EXERCISE INPUT:
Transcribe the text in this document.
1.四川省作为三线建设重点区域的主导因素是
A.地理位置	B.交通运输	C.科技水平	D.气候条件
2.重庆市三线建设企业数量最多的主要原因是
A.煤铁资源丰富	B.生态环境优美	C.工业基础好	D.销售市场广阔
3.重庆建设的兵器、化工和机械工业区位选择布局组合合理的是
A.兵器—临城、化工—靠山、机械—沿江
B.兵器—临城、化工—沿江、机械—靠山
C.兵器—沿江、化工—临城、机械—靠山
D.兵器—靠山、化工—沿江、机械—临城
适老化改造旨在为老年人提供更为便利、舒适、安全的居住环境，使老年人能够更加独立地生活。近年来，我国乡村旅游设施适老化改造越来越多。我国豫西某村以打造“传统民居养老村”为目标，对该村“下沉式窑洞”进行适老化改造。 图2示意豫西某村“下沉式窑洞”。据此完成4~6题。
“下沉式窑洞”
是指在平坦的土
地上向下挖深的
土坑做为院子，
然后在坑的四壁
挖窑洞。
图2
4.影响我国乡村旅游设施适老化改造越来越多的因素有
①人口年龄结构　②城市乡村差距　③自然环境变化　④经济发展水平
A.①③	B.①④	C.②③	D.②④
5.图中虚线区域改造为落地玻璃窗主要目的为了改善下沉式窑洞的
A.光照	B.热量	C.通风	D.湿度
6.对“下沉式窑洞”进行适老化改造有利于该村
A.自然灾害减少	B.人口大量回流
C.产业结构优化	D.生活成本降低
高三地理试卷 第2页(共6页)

==

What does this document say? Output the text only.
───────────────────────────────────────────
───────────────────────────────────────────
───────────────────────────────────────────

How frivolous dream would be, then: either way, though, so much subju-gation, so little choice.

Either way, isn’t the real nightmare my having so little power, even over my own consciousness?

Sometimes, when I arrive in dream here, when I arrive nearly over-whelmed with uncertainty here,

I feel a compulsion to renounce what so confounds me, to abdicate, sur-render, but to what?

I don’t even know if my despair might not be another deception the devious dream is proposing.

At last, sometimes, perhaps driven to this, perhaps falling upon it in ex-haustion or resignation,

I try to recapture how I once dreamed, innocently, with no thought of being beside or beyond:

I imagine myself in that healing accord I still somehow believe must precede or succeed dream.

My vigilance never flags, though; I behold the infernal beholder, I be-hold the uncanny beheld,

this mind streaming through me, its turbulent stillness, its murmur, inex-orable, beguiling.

STATED GOAL: Single out each line of the records above with the string "even" in it, and copy it.

RESULT:
Either way, isn’t the real nightmare my having so little power, even over my own consciousness?
I don’t even know if my despair might not be another deception the devious dream is proposing.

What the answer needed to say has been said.